Do not copy the pictures; transcribe all other material exactly.
* BEGIN DATA SHOWN *
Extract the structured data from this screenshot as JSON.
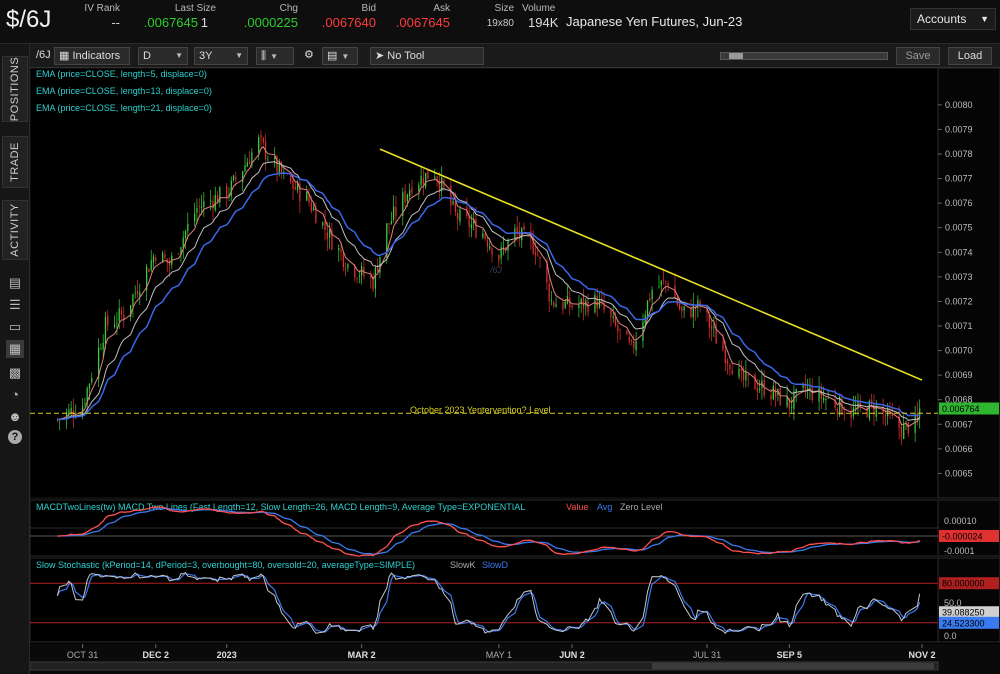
{
  "quote": {
    "symbol": "$/6J",
    "headers": {
      "iv_rank": "IV Rank",
      "last_size": "Last Size",
      "chg": "Chg",
      "bid": "Bid",
      "ask": "Ask",
      "size": "Size",
      "volume": "Volume"
    },
    "values": {
      "iv_rank": "--",
      "last": ".0067645",
      "last_size": "1",
      "chg": ".0000225",
      "bid": ".0067640",
      "ask": ".0067645",
      "size": "19x80",
      "volume": "194K"
    },
    "contract_name": "Japanese Yen Futures, Jun-23",
    "colors": {
      "up": "#2ecc2e",
      "down": "#ff3b3b"
    }
  },
  "accounts": {
    "label": "Accounts",
    "icon": "chevron-down-icon"
  },
  "sidebar": {
    "tabs": [
      "POSITIONS",
      "TRADE",
      "ACTIVITY"
    ],
    "icons": [
      "document-icon",
      "list-icon",
      "desktop-icon",
      "chart-icon",
      "grid-icon",
      "gauge-icon",
      "people-icon",
      "help-icon"
    ]
  },
  "toolbar": {
    "symbol_short": "/6J",
    "indicators_label": "Indicators",
    "period": "D",
    "range": "3Y",
    "tool": "No Tool",
    "save_label": "Save",
    "load_label": "Load"
  },
  "chart_data": [
    {
      "type": "candlestick",
      "title": "",
      "watermark": "/6J",
      "studies": [
        "EMA (price=CLOSE, length=5, displace=0)",
        "EMA (price=CLOSE, length=13, displace=0)",
        "EMA (price=CLOSE, length=21, displace=0)"
      ],
      "ylim": [
        0.0064,
        0.00815
      ],
      "y_ticks": [
        "0.0080",
        "0.0079",
        "0.0078",
        "0.0077",
        "0.0076",
        "0.0075",
        "0.0074",
        "0.0073",
        "0.0072",
        "0.0071",
        "0.0070",
        "0.0069",
        "0.0068",
        "0.0067",
        "0.0066",
        "0.0065"
      ],
      "x_ticks": [
        "OCT 31",
        "DEC 2",
        "2023",
        "MAR 2",
        "MAY 1",
        "JUN 2",
        "JUL 31",
        "SEP 5",
        "NOV 2"
      ],
      "last_price_label": "0.006764",
      "close_points": [
        [
          "2022-10-20",
          0.00672
        ],
        [
          "2022-10-31",
          0.00678
        ],
        [
          "2022-11-10",
          0.0071
        ],
        [
          "2022-11-18",
          0.00715
        ],
        [
          "2022-12-02",
          0.0074
        ],
        [
          "2022-12-08",
          0.00735
        ],
        [
          "2022-12-20",
          0.00758
        ],
        [
          "2023-01-03",
          0.00765
        ],
        [
          "2023-01-16",
          0.00785
        ],
        [
          "2023-01-27",
          0.0077
        ],
        [
          "2023-02-06",
          0.00762
        ],
        [
          "2023-02-17",
          0.00745
        ],
        [
          "2023-02-24",
          0.00735
        ],
        [
          "2023-03-07",
          0.00728
        ],
        [
          "2023-03-13",
          0.0075
        ],
        [
          "2023-03-24",
          0.00768
        ],
        [
          "2023-04-03",
          0.00773
        ],
        [
          "2023-04-12",
          0.00755
        ],
        [
          "2023-04-24",
          0.00748
        ],
        [
          "2023-05-01",
          0.00738
        ],
        [
          "2023-05-08",
          0.00748
        ],
        [
          "2023-05-17",
          0.00742
        ],
        [
          "2023-05-24",
          0.0072
        ],
        [
          "2023-06-02",
          0.00718
        ],
        [
          "2023-06-13",
          0.0072
        ],
        [
          "2023-06-19",
          0.00712
        ],
        [
          "2023-06-28",
          0.007
        ],
        [
          "2023-07-07",
          0.00725
        ],
        [
          "2023-07-14",
          0.00728
        ],
        [
          "2023-07-20",
          0.00715
        ],
        [
          "2023-07-28",
          0.00718
        ],
        [
          "2023-08-04",
          0.00705
        ],
        [
          "2023-08-15",
          0.00688
        ],
        [
          "2023-08-25",
          0.00685
        ],
        [
          "2023-09-05",
          0.00678
        ],
        [
          "2023-09-12",
          0.00684
        ],
        [
          "2023-09-22",
          0.0068
        ],
        [
          "2023-10-02",
          0.00675
        ],
        [
          "2023-10-12",
          0.00677
        ],
        [
          "2023-10-24",
          0.00668
        ],
        [
          "2023-10-31",
          0.00671
        ],
        [
          "2023-11-01",
          0.00676
        ]
      ],
      "annotations": [
        {
          "type": "trendline",
          "from": [
            "2023-03-10",
            0.00782
          ],
          "to": [
            "2023-11-02",
            0.00688
          ],
          "color": "#e8e020"
        },
        {
          "type": "hline",
          "y": 0.006745,
          "label": "October 2023 Yentervention? Level",
          "color": "#d8d020"
        }
      ]
    },
    {
      "type": "line",
      "title": "MACDTwoLines(tw) MACD Two Lines (Fast Length=12, Slow Length=26, MACD Length=9, Average Type=EXPONENTIAL",
      "legend": [
        "Value",
        "Avg",
        "Zero Level"
      ],
      "y_ticks": [
        "0.00010",
        "-0.0001"
      ],
      "last_value_label": "-0.000024"
    },
    {
      "type": "line",
      "title": "Slow Stochastic (kPeriod=14, dPeriod=3, overbought=80, oversold=20, averageType=SIMPLE)",
      "legend": [
        "SlowK",
        "SlowD"
      ],
      "ylim": [
        0,
        100
      ],
      "y_ticks": [
        "50.0",
        "0.0"
      ],
      "overbought": 80,
      "oversold": 20,
      "overbought_label": "80.000000",
      "slowk_label": "39.088250",
      "slowd_label": "24.523300"
    }
  ]
}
* END DATA SHOWN *
RIGHT ANSWER:
Extract the structured data from this screenshot as JSON.
{
  "quote": {
    "symbol": "$/6J",
    "headers": {
      "iv_rank": "IV Rank",
      "last_size": "Last Size",
      "chg": "Chg",
      "bid": "Bid",
      "ask": "Ask",
      "size": "Size",
      "volume": "Volume"
    },
    "values": {
      "iv_rank": "--",
      "last": ".0067645",
      "last_size": "1",
      "chg": ".0000225",
      "bid": ".0067640",
      "ask": ".0067645",
      "size": "19x80",
      "volume": "194K"
    },
    "contract_name": "Japanese Yen Futures, Jun-23",
    "colors": {
      "up": "#2ecc2e",
      "down": "#ff3b3b"
    }
  },
  "accounts": {
    "label": "Accounts",
    "icon": "chevron-down-icon"
  },
  "sidebar": {
    "tabs": [
      "POSITIONS",
      "TRADE",
      "ACTIVITY"
    ],
    "icons": [
      "document-icon",
      "list-icon",
      "desktop-icon",
      "chart-icon",
      "grid-icon",
      "gauge-icon",
      "people-icon",
      "help-icon"
    ]
  },
  "toolbar": {
    "symbol_short": "/6J",
    "indicators_label": "Indicators",
    "period": "D",
    "range": "3Y",
    "tool": "No Tool",
    "save_label": "Save",
    "load_label": "Load"
  },
  "chart_data": [
    {
      "type": "candlestick",
      "title": "",
      "watermark": "/6J",
      "studies": [
        "EMA (price=CLOSE, length=5, displace=0)",
        "EMA (price=CLOSE, length=13, displace=0)",
        "EMA (price=CLOSE, length=21, displace=0)"
      ],
      "ylim": [
        0.0064,
        0.00815
      ],
      "y_ticks": [
        "0.0080",
        "0.0079",
        "0.0078",
        "0.0077",
        "0.0076",
        "0.0075",
        "0.0074",
        "0.0073",
        "0.0072",
        "0.0071",
        "0.0070",
        "0.0069",
        "0.0068",
        "0.0067",
        "0.0066",
        "0.0065"
      ],
      "x_ticks": [
        "OCT 31",
        "DEC 2",
        "2023",
        "MAR 2",
        "MAY 1",
        "JUN 2",
        "JUL 31",
        "SEP 5",
        "NOV 2"
      ],
      "last_price_label": "0.006764",
      "close_points": [
        [
          "2022-10-20",
          0.00672
        ],
        [
          "2022-10-31",
          0.00678
        ],
        [
          "2022-11-10",
          0.0071
        ],
        [
          "2022-11-18",
          0.00715
        ],
        [
          "2022-12-02",
          0.0074
        ],
        [
          "2022-12-08",
          0.00735
        ],
        [
          "2022-12-20",
          0.00758
        ],
        [
          "2023-01-03",
          0.00765
        ],
        [
          "2023-01-16",
          0.00785
        ],
        [
          "2023-01-27",
          0.0077
        ],
        [
          "2023-02-06",
          0.00762
        ],
        [
          "2023-02-17",
          0.00745
        ],
        [
          "2023-02-24",
          0.00735
        ],
        [
          "2023-03-07",
          0.00728
        ],
        [
          "2023-03-13",
          0.0075
        ],
        [
          "2023-03-24",
          0.00768
        ],
        [
          "2023-04-03",
          0.00773
        ],
        [
          "2023-04-12",
          0.00755
        ],
        [
          "2023-04-24",
          0.00748
        ],
        [
          "2023-05-01",
          0.00738
        ],
        [
          "2023-05-08",
          0.00748
        ],
        [
          "2023-05-17",
          0.00742
        ],
        [
          "2023-05-24",
          0.0072
        ],
        [
          "2023-06-02",
          0.00718
        ],
        [
          "2023-06-13",
          0.0072
        ],
        [
          "2023-06-19",
          0.00712
        ],
        [
          "2023-06-28",
          0.007
        ],
        [
          "2023-07-07",
          0.00725
        ],
        [
          "2023-07-14",
          0.00728
        ],
        [
          "2023-07-20",
          0.00715
        ],
        [
          "2023-07-28",
          0.00718
        ],
        [
          "2023-08-04",
          0.00705
        ],
        [
          "2023-08-15",
          0.00688
        ],
        [
          "2023-08-25",
          0.00685
        ],
        [
          "2023-09-05",
          0.00678
        ],
        [
          "2023-09-12",
          0.00684
        ],
        [
          "2023-09-22",
          0.0068
        ],
        [
          "2023-10-02",
          0.00675
        ],
        [
          "2023-10-12",
          0.00677
        ],
        [
          "2023-10-24",
          0.00668
        ],
        [
          "2023-10-31",
          0.00671
        ],
        [
          "2023-11-01",
          0.00676
        ]
      ],
      "annotations": [
        {
          "type": "trendline",
          "from": [
            "2023-03-10",
            0.00782
          ],
          "to": [
            "2023-11-02",
            0.00688
          ],
          "color": "#e8e020"
        },
        {
          "type": "hline",
          "y": 0.006745,
          "label": "October 2023 Yentervention? Level",
          "color": "#d8d020"
        }
      ]
    },
    {
      "type": "line",
      "title": "MACDTwoLines(tw) MACD Two Lines (Fast Length=12, Slow Length=26, MACD Length=9, Average Type=EXPONENTIAL",
      "legend": [
        "Value",
        "Avg",
        "Zero Level"
      ],
      "y_ticks": [
        "0.00010",
        "-0.0001"
      ],
      "last_value_label": "-0.000024"
    },
    {
      "type": "line",
      "title": "Slow Stochastic (kPeriod=14, dPeriod=3, overbought=80, oversold=20, averageType=SIMPLE)",
      "legend": [
        "SlowK",
        "SlowD"
      ],
      "ylim": [
        0,
        100
      ],
      "y_ticks": [
        "50.0",
        "0.0"
      ],
      "overbought": 80,
      "oversold": 20,
      "overbought_label": "80.000000",
      "slowk_label": "39.088250",
      "slowd_label": "24.523300"
    }
  ]
}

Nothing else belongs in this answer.